* _Set exercise_:
Reproduce the listing below character for character; drop every image.

Dataset items
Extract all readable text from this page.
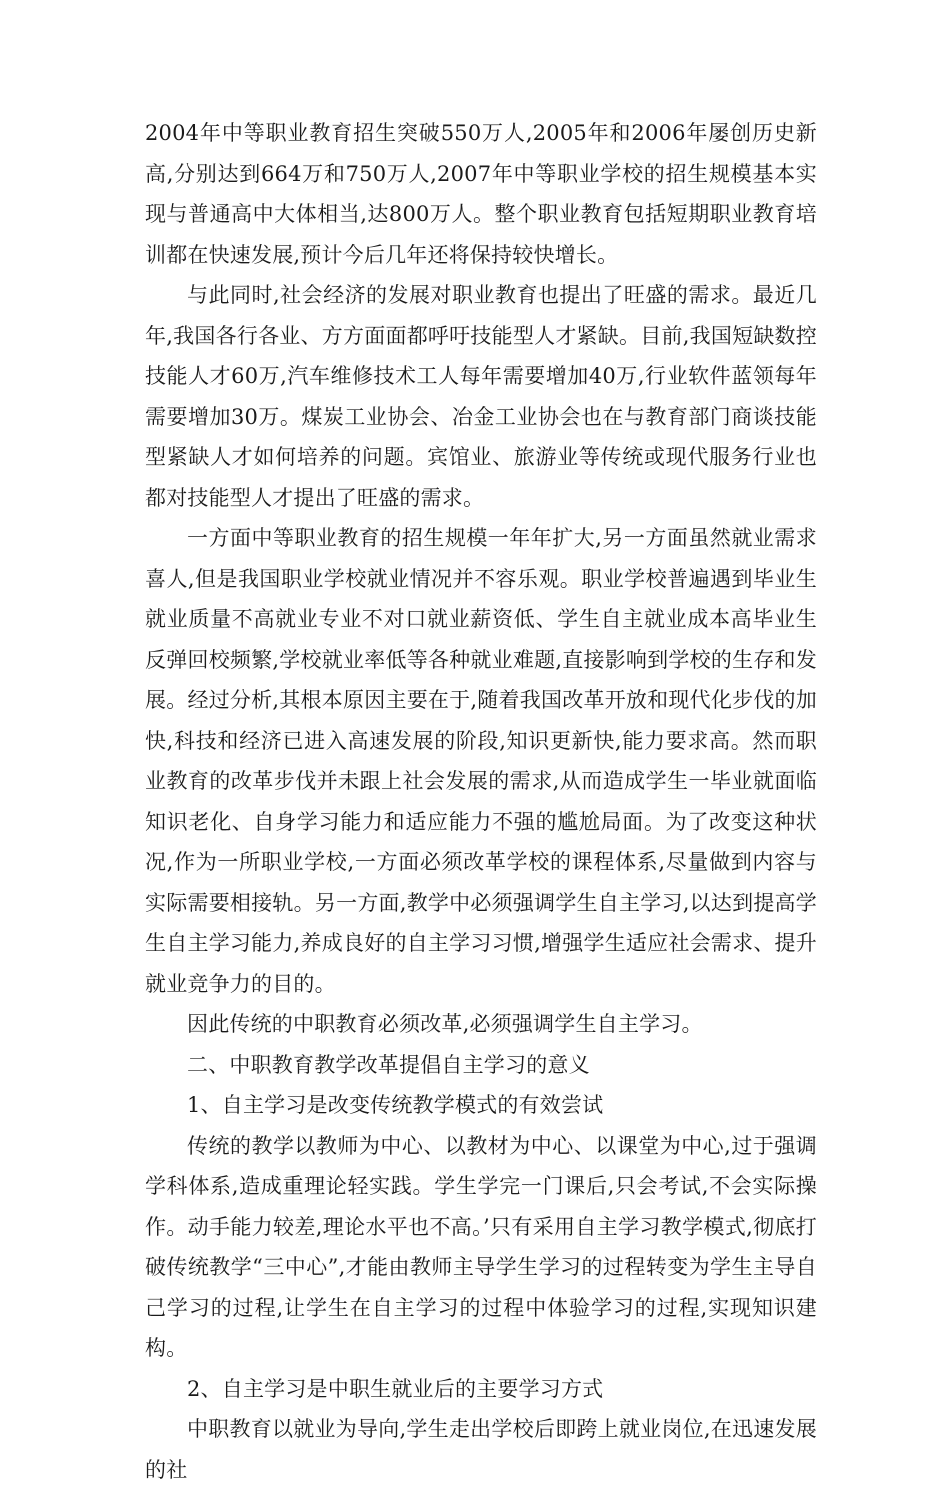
2004年中等职业教育招生突破550万人,2005年和2006年屡创历史新高,分别达到664万和750万人,2007年中等职业学校的招生规模基本实现与普通高中大体相当,达800万人。整个职业教育包括短期职业教育培训都在快速发展,预计今后几年还将保持较快增长。

与此同时,社会经济的发展对职业教育也提出了旺盛的需求。最近几年,我国各行各业、方方面面都呼吁技能型人才紧缺。目前,我国短缺数控技能人才60万,汽车维修技术工人每年需要增加40万,行业软件蓝领每年需要增加30万。煤炭工业协会、冶金工业协会也在与教育部门商谈技能型紧缺人才如何培养的问题。宾馆业、旅游业等传统或现代服务行业也都对技能型人才提出了旺盛的需求。

一方面中等职业教育的招生规模一年年扩大,另一方面虽然就业需求喜人,但是我国职业学校就业情况并不容乐观。职业学校普遍遇到毕业生就业质量不高就业专业不对口就业薪资低、学生自主就业成本高毕业生反弹回校频繁,学校就业率低等各种就业难题,直接影响到学校的生存和发展。经过分析,其根本原因主要在于,随着我国改革开放和现代化步伐的加快,科技和经济已进入高速发展的阶段,知识更新快,能力要求高。然而职业教育的改革步伐并未跟上社会发展的需求,从而造成学生一毕业就面临知识老化、自身学习能力和适应能力不强的尴尬局面。为了改变这种状况,作为一所职业学校,一方面必须改革学校的课程体系,尽量做到内容与实际需要相接轨。另一方面,教学中必须强调学生自主学习,以达到提高学生自主学习能力,养成良好的自主学习习惯,增强学生适应社会需求、提升就业竞争力的目的。

因此传统的中职教育必须改革,必须强调学生自主学习。

二、中职教育教学改革提倡自主学习的意义

1、自主学习是改变传统教学模式的有效尝试

传统的教学以教师为中心、以教材为中心、以课堂为中心,过于强调学科体系,造成重理论轻实践。学生学完一门课后,只会考试,不会实际操作。动手能力较差,理论水平也不高。’只有采用自主学习教学模式,彻底打破传统教学“三中心”,才能由教师主导学生学习的过程转变为学生主导自己学习的过程,让学生在自主学习的过程中体验学习的过程,实现知识建构。

2、自主学习是中职生就业后的主要学习方式

中职教育以就业为导向,学生走出学校后即跨上就业岗位,在迅速发展的社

* _Correct answer_:
Extract all readable text from this page.
2004年中等职业教育招生突破550万人,2005年和2006年屡创历史新高,分别达到664万和750万人,2007年中等职业学校的招生规模基本实现与普通高中大体相当,达800万人。整个职业教育包括短期职业教育培训都在快速发展,预计今后几年还将保持较快增长。

与此同时,社会经济的发展对职业教育也提出了旺盛的需求。最近几年,我国各行各业、方方面面都呼吁技能型人才紧缺。目前,我国短缺数控技能人才60万,汽车维修技术工人每年需要增加40万,行业软件蓝领每年需要增加30万。煤炭工业协会、冶金工业协会也在与教育部门商谈技能型紧缺人才如何培养的问题。宾馆业、旅游业等传统或现代服务行业也都对技能型人才提出了旺盛的需求。

一方面中等职业教育的招生规模一年年扩大,另一方面虽然就业需求喜人,但是我国职业学校就业情况并不容乐观。职业学校普遍遇到毕业生就业质量不高就业专业不对口就业薪资低、学生自主就业成本高毕业生反弹回校频繁,学校就业率低等各种就业难题,直接影响到学校的生存和发展。经过分析,其根本原因主要在于,随着我国改革开放和现代化步伐的加快,科技和经济已进入高速发展的阶段,知识更新快,能力要求高。然而职业教育的改革步伐并未跟上社会发展的需求,从而造成学生一毕业就面临知识老化、自身学习能力和适应能力不强的尴尬局面。为了改变这种状况,作为一所职业学校,一方面必须改革学校的课程体系,尽量做到内容与实际需要相接轨。另一方面,教学中必须强调学生自主学习,以达到提高学生自主学习能力,养成良好的自主学习习惯,增强学生适应社会需求、提升就业竞争力的目的。

因此传统的中职教育必须改革,必须强调学生自主学习。

二、中职教育教学改革提倡自主学习的意义

1、自主学习是改变传统教学模式的有效尝试

传统的教学以教师为中心、以教材为中心、以课堂为中心,过于强调学科体系,造成重理论轻实践。学生学完一门课后,只会考试,不会实际操作。动手能力较差,理论水平也不高。’只有采用自主学习教学模式,彻底打破传统教学“三中心”,才能由教师主导学生学习的过程转变为学生主导自己学习的过程,让学生在自主学习的过程中体验学习的过程,实现知识建构。

2、自主学习是中职生就业后的主要学习方式

中职教育以就业为导向,学生走出学校后即跨上就业岗位,在迅速发展的社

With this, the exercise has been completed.